- Supplied data
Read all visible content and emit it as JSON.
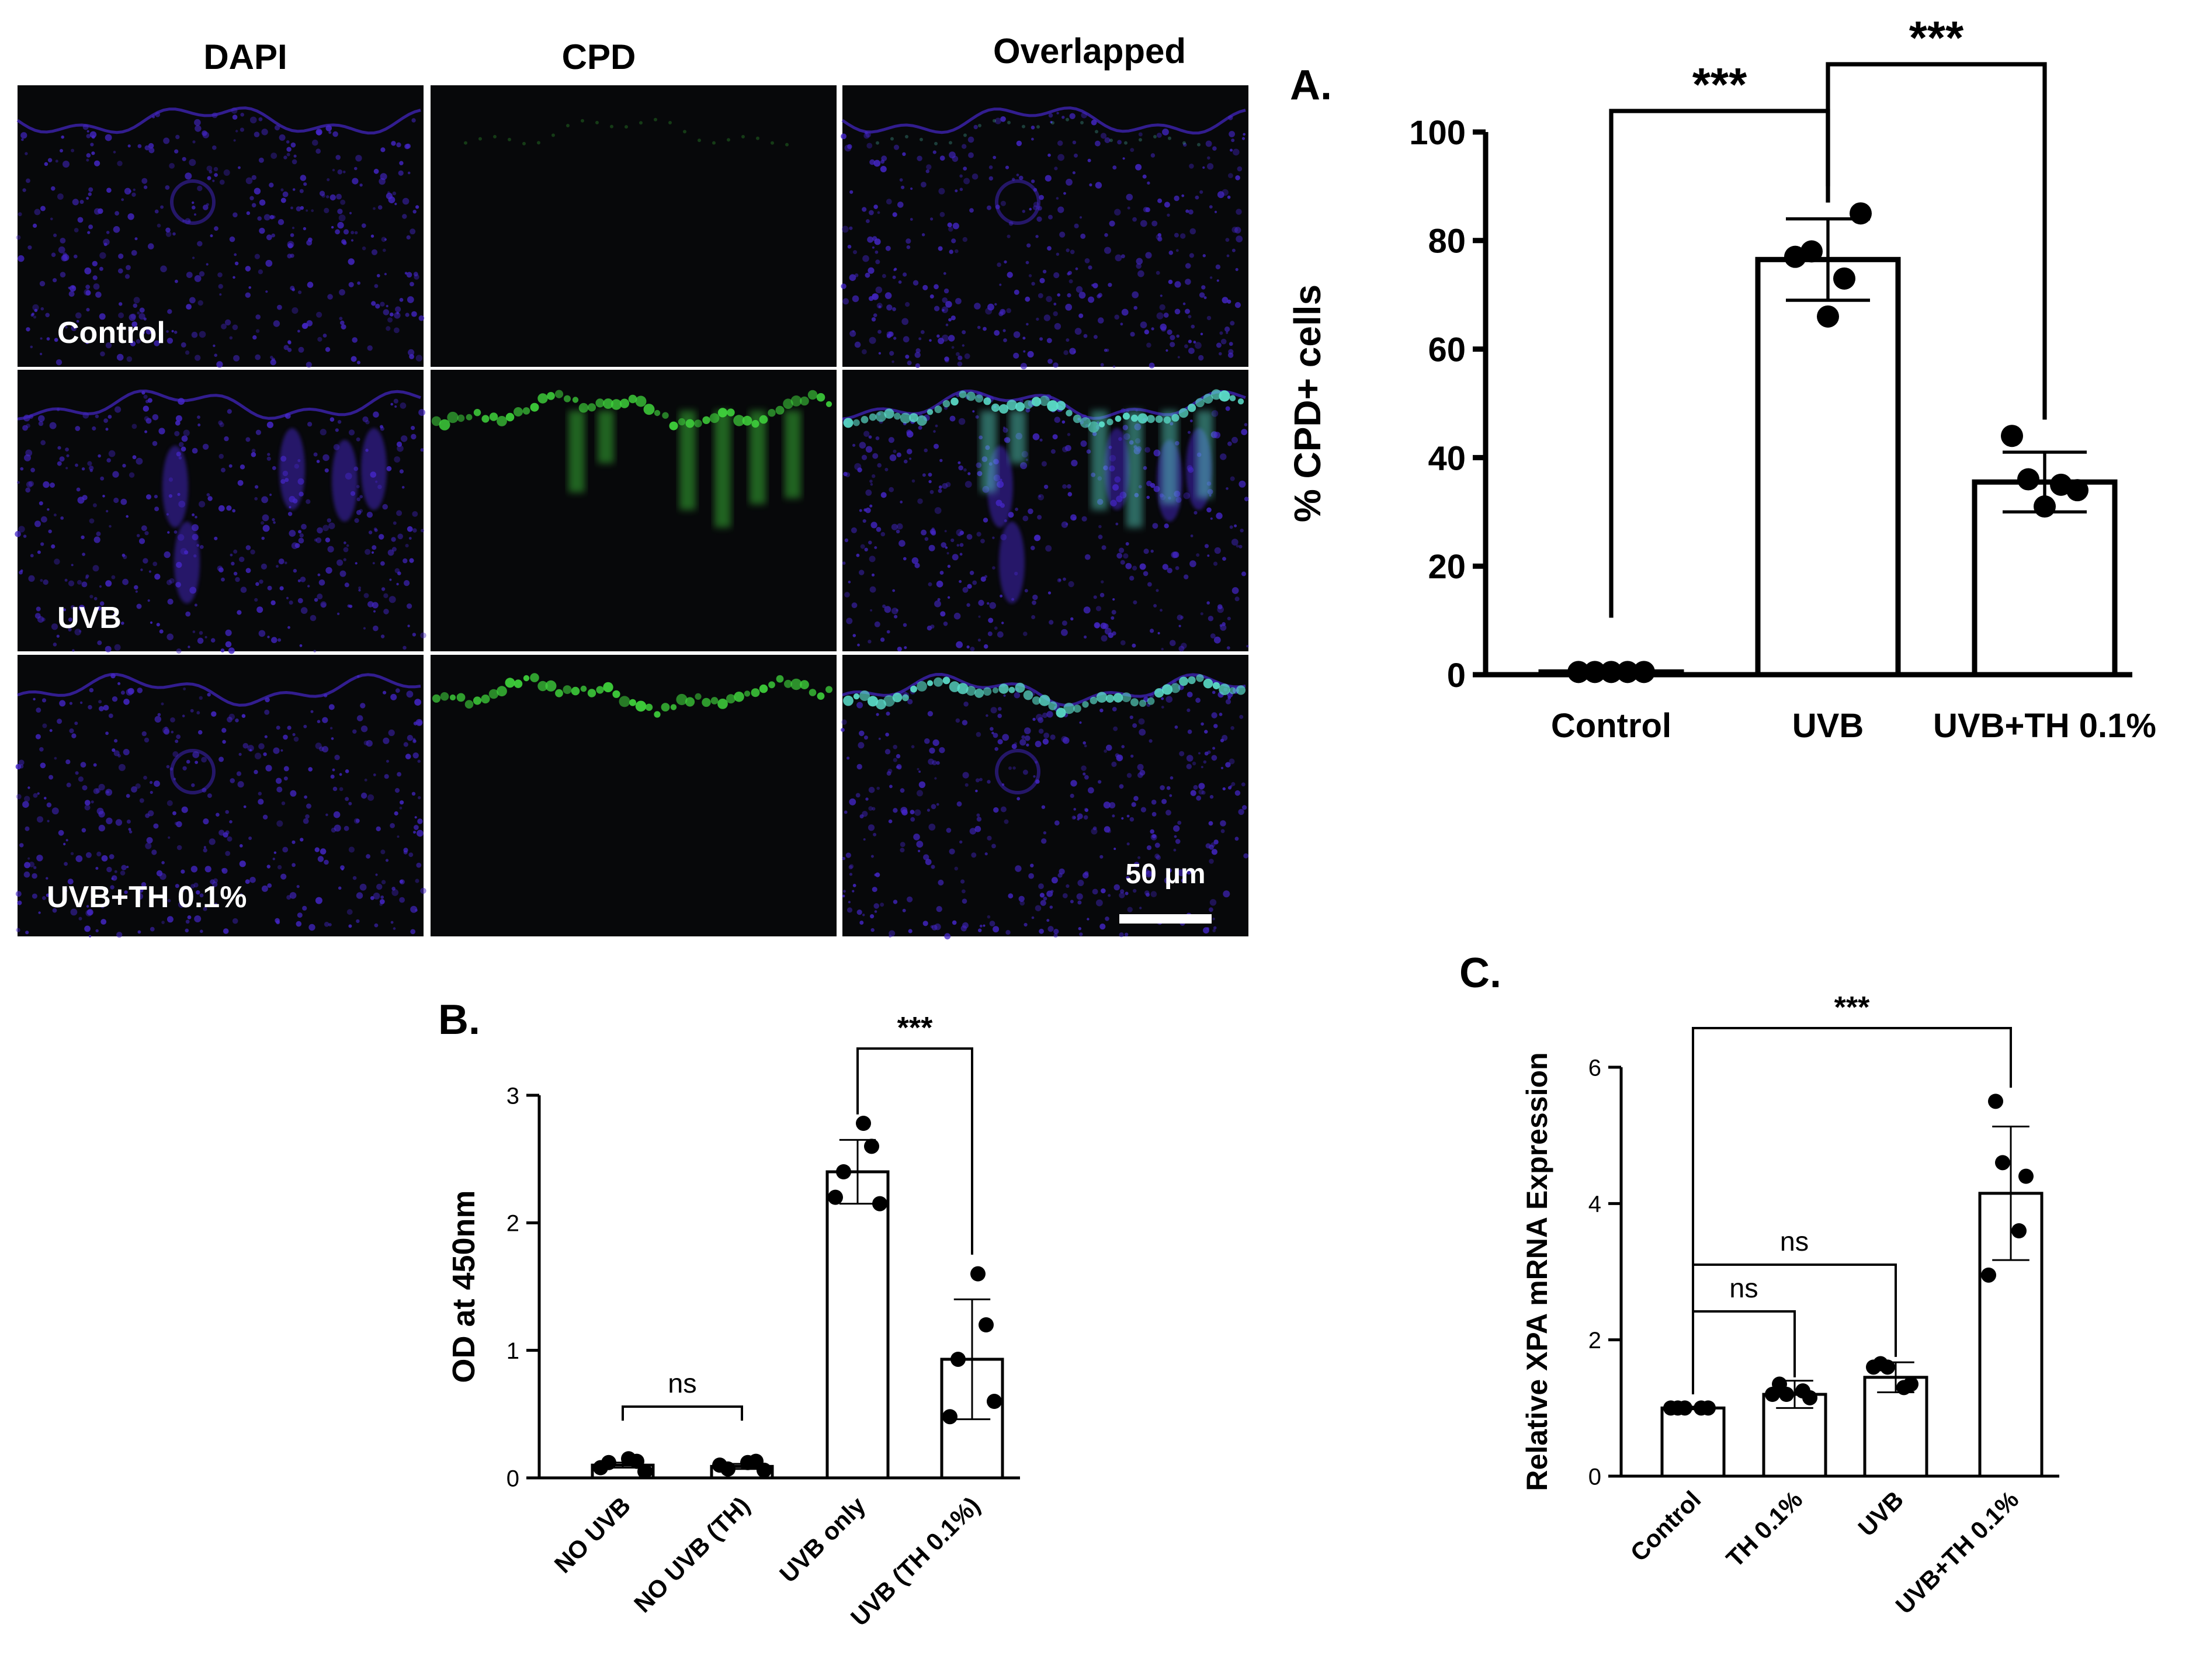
{
  "micrographs": {
    "columns": [
      "DAPI",
      "CPD",
      "Overlapped"
    ],
    "rows": [
      "Control",
      "UVB",
      "UVB+TH 0.1%"
    ],
    "scale_bar": "50 µm",
    "colors": {
      "background": "#07080a",
      "nuclei": "#4426c8",
      "cpd": "#3fd23c",
      "overlap": "#5ce0cc"
    }
  },
  "chart_data": [
    {
      "panel": "A.",
      "type": "bar",
      "categories": [
        "Control",
        "UVB",
        "UVB+TH 0.1%"
      ],
      "values": [
        0.5,
        76.5,
        35.5
      ],
      "sd": [
        0,
        7.5,
        5.5
      ],
      "points": [
        [
          0.5,
          0.5,
          0.5,
          0.5,
          0.5
        ],
        [
          77,
          85,
          78,
          66,
          73
        ],
        [
          44,
          34,
          36,
          31,
          35
        ]
      ],
      "ylabel": "% CPD+ cells",
      "ylim": [
        0,
        100
      ],
      "yticks": [
        "0",
        "20",
        "40",
        "60",
        "80",
        "100"
      ],
      "significance": [
        {
          "from": 0,
          "to": 1,
          "label": "***"
        },
        {
          "from": 1,
          "to": 2,
          "label": "***"
        }
      ]
    },
    {
      "panel": "B.",
      "type": "bar",
      "categories": [
        "NO UVB",
        "NO UVB (TH)",
        "UVB only",
        "UVB  (TH 0.1%)"
      ],
      "values": [
        0.1,
        0.09,
        2.4,
        0.93
      ],
      "sd": [
        0.02,
        0.02,
        0.25,
        0.47
      ],
      "points": [
        [
          0.12,
          0.15,
          0.13,
          0.08,
          0.05
        ],
        [
          0.07,
          0.12,
          0.13,
          0.1,
          0.06
        ],
        [
          2.4,
          2.78,
          2.6,
          2.2,
          2.15
        ],
        [
          0.93,
          1.6,
          1.2,
          0.48,
          0.6
        ]
      ],
      "ylabel": "OD at 450nm",
      "ylim": [
        0,
        3
      ],
      "yticks": [
        "0",
        "1",
        "2",
        "3"
      ],
      "significance": [
        {
          "from": 0,
          "to": 1,
          "label": "ns"
        },
        {
          "from": 2,
          "to": 3,
          "label": "***"
        }
      ]
    },
    {
      "panel": "C.",
      "type": "bar",
      "categories": [
        "Control",
        "TH 0.1%",
        "UVB",
        "UVB+TH 0.1%"
      ],
      "values": [
        1.0,
        1.2,
        1.45,
        4.15
      ],
      "sd": [
        0.02,
        0.2,
        0.22,
        0.98
      ],
      "points": [
        [
          1.0,
          1.0,
          1.0,
          1.0,
          1.0
        ],
        [
          1.35,
          1.15,
          1.2,
          1.25,
          1.2
        ],
        [
          1.65,
          1.35,
          1.6,
          1.3,
          1.6
        ],
        [
          5.5,
          4.4,
          4.6,
          3.6,
          2.95
        ]
      ],
      "ylabel": "Relative XPA mRNA Expression",
      "ylim": [
        0,
        6
      ],
      "yticks": [
        "0",
        "2",
        "4",
        "6"
      ],
      "significance": [
        {
          "from": 0,
          "to": 1,
          "label": "ns"
        },
        {
          "from": 0,
          "to": 2,
          "label": "ns"
        },
        {
          "from": 0,
          "to": 3,
          "label": "***"
        }
      ]
    }
  ]
}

- Instructions for the task
Gather up, from the records above, each line where the word "ylabel" appears.

- Exercise response
      "ylabel": "% CPD+ cells",
      "ylabel": "OD at 450nm",
      "ylabel": "Relative XPA mRNA Expression",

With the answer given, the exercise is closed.